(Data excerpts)
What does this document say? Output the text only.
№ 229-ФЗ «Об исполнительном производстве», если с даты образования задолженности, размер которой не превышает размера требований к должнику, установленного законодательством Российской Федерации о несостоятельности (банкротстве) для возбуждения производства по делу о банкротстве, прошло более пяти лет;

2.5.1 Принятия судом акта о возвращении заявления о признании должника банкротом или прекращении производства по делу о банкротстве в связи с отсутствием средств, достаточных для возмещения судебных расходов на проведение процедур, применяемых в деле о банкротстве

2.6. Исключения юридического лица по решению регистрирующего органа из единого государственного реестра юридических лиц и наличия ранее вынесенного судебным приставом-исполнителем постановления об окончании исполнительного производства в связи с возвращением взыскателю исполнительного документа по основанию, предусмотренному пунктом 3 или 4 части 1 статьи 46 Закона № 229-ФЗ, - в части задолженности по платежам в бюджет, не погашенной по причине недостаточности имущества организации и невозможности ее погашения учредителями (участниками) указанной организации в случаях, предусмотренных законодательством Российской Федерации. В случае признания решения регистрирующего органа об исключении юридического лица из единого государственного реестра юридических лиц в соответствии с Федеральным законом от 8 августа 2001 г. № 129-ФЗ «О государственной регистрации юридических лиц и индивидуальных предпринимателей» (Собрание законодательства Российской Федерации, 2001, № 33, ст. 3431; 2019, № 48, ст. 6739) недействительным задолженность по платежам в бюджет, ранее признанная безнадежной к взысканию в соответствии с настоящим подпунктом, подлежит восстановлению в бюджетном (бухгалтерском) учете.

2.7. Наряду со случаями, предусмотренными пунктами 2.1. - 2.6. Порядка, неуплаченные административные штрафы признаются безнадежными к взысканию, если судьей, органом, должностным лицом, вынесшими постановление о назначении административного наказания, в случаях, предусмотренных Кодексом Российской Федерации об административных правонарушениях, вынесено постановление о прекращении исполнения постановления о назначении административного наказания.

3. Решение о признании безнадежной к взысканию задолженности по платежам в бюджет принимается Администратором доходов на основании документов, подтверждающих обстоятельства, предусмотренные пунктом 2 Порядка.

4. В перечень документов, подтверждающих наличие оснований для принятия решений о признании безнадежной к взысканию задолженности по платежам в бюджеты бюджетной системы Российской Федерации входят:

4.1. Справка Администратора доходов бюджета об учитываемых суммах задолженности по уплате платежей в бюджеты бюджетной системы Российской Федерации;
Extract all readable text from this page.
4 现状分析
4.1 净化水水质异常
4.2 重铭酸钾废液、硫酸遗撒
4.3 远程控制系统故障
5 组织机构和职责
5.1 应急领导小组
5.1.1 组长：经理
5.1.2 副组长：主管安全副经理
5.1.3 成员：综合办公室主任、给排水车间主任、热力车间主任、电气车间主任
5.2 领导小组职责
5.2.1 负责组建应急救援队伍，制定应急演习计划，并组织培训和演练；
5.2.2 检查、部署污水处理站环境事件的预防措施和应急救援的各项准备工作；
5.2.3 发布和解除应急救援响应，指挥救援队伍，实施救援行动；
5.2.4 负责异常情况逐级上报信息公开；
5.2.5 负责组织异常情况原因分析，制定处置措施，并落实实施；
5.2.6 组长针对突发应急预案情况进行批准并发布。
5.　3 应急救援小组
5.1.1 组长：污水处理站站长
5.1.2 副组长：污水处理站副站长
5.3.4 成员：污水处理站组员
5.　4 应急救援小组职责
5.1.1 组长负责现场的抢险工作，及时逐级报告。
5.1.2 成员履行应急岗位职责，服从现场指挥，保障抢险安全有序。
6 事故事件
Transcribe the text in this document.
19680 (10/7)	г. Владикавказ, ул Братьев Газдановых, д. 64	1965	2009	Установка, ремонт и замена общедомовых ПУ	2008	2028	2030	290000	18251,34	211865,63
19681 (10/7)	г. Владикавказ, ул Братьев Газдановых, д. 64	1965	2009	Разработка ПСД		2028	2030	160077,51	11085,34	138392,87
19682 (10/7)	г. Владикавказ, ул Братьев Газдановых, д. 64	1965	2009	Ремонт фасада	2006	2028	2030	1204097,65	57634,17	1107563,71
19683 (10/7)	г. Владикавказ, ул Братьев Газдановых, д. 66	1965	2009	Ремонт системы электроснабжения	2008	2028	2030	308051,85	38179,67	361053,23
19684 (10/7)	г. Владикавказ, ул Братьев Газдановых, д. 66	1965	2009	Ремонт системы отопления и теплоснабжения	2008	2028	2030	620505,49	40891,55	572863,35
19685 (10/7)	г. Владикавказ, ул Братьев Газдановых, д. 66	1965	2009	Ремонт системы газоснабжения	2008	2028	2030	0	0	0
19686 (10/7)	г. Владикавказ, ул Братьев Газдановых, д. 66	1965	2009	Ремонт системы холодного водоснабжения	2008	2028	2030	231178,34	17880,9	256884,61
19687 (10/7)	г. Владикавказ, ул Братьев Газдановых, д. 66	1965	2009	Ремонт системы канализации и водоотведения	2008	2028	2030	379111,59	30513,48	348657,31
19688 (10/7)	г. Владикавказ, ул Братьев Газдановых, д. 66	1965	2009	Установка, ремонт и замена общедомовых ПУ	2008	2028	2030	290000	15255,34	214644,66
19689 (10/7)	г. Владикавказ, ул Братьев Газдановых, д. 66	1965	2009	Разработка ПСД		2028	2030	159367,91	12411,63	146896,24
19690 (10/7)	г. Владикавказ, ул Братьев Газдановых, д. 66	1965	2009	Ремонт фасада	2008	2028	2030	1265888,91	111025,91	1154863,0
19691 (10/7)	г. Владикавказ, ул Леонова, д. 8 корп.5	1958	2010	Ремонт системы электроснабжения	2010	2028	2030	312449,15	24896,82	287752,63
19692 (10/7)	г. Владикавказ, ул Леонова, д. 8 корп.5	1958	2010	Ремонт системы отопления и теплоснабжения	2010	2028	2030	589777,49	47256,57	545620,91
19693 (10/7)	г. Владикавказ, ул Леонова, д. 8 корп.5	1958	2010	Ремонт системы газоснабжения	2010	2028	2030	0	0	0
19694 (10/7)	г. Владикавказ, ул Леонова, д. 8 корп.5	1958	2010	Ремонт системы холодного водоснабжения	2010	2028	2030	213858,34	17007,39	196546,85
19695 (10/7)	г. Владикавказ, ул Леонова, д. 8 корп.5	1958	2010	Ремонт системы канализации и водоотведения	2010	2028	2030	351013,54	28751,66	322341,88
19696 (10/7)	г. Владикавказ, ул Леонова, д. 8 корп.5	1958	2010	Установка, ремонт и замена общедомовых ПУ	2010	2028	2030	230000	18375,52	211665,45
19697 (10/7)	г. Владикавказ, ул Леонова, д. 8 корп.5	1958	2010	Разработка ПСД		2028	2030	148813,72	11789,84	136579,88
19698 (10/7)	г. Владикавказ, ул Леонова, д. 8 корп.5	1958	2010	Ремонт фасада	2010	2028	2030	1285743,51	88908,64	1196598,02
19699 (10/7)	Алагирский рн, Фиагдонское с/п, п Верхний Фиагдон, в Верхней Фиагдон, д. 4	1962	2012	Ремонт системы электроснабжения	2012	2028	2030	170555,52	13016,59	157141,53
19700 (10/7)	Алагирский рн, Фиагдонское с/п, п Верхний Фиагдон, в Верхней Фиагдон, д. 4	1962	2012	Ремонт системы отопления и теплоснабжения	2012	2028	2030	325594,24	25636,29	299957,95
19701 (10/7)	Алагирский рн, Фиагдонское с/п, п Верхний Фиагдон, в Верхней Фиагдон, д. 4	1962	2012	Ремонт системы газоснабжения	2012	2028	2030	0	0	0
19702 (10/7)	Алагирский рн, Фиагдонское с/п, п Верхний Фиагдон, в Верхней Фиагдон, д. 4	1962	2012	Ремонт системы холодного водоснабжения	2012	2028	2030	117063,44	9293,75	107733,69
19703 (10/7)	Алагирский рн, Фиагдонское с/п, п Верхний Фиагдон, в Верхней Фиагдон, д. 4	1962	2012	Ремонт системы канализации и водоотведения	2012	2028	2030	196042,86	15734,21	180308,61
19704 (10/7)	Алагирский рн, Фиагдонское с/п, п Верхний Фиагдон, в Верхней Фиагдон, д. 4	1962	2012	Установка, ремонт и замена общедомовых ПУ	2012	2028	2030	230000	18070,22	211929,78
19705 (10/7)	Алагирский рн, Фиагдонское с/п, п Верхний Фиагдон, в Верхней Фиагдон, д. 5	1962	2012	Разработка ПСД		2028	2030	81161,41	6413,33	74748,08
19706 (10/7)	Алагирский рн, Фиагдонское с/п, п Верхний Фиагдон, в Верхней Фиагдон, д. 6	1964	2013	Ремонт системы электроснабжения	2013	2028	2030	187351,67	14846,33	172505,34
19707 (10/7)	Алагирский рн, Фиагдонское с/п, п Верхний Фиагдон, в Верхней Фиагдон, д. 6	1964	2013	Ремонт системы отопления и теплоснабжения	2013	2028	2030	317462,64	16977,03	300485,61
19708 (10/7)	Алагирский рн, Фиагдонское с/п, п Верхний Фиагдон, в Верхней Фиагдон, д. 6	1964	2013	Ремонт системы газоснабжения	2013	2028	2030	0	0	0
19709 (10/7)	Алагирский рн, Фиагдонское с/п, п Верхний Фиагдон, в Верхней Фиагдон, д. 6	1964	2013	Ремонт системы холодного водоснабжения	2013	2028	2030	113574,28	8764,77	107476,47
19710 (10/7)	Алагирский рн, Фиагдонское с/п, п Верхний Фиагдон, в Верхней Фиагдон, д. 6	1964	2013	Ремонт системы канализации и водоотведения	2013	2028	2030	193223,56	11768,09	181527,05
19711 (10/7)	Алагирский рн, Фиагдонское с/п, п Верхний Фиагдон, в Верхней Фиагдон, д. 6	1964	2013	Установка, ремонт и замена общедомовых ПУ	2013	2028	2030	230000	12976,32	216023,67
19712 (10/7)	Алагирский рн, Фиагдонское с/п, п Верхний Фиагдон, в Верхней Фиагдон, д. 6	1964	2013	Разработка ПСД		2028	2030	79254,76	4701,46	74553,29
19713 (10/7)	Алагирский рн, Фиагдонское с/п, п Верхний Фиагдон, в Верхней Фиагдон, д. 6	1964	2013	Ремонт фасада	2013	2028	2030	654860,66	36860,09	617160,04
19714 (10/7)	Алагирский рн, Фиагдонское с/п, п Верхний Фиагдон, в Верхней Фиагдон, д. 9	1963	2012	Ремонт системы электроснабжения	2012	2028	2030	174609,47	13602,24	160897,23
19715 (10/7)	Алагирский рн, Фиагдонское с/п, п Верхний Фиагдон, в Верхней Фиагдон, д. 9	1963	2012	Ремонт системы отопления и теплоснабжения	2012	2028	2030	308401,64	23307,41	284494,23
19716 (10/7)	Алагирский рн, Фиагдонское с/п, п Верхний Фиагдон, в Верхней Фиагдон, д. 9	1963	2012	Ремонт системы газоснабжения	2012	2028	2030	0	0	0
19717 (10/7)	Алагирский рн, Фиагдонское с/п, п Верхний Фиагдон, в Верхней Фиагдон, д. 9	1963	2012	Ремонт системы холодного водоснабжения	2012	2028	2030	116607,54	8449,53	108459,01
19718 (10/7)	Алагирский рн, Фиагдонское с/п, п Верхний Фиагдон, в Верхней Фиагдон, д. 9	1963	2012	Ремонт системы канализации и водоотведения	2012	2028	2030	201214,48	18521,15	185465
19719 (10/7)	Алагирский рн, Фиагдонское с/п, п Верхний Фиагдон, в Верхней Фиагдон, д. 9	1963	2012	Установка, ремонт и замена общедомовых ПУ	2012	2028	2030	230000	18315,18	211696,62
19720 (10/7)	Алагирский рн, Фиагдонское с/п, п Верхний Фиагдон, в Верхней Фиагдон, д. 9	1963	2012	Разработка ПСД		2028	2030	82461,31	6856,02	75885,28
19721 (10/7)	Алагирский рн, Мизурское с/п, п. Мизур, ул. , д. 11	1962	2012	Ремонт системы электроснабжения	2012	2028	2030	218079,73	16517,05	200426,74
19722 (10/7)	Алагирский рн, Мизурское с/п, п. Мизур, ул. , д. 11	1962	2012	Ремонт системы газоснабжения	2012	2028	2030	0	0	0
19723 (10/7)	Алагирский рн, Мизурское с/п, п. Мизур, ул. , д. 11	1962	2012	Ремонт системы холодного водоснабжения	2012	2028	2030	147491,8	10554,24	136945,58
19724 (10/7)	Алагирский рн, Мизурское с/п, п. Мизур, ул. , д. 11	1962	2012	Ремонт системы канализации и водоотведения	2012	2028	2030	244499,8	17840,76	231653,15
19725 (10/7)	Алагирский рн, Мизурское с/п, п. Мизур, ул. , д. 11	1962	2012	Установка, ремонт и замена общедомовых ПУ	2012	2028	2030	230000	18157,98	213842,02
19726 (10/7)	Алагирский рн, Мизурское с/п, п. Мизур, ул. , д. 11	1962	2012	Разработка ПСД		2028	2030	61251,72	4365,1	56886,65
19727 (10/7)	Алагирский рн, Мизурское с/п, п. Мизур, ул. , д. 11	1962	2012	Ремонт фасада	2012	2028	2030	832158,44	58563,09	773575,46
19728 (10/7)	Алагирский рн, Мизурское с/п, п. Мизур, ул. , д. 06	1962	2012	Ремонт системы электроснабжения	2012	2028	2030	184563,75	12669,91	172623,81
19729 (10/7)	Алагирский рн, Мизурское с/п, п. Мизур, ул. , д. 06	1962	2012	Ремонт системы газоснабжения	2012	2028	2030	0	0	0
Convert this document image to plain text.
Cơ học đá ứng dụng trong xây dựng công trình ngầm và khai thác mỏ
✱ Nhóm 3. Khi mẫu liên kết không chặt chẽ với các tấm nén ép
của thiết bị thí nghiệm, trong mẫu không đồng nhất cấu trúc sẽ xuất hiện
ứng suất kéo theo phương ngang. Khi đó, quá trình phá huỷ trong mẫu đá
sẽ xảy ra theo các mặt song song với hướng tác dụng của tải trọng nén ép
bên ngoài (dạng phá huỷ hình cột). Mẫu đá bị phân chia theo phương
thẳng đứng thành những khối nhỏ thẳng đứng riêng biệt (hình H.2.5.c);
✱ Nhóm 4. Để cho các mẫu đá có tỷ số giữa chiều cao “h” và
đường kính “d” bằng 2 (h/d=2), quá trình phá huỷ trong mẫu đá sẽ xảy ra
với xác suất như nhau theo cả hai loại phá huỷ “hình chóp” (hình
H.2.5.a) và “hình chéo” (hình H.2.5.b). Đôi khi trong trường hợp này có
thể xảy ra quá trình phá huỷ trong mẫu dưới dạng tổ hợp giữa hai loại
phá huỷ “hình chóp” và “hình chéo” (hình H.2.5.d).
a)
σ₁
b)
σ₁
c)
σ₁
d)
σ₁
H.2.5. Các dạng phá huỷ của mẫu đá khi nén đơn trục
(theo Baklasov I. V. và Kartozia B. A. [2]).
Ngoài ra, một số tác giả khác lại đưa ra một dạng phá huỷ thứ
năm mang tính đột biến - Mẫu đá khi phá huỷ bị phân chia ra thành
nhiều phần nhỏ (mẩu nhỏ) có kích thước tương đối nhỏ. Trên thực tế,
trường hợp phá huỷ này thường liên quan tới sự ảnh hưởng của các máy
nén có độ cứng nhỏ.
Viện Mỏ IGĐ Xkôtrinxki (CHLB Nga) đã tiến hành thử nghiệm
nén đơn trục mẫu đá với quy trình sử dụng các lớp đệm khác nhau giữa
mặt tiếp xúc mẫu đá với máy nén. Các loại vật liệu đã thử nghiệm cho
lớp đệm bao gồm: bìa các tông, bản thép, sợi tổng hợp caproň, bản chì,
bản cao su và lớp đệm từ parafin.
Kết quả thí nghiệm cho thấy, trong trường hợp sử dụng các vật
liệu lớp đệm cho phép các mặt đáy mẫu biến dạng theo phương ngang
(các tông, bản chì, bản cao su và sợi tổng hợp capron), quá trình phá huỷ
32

◆ **AIM OF THE EXERCISE**
Across the records, count the lines holding the string "không". Give the number and stop.

◆ **EXERCISE OUTPUT**
2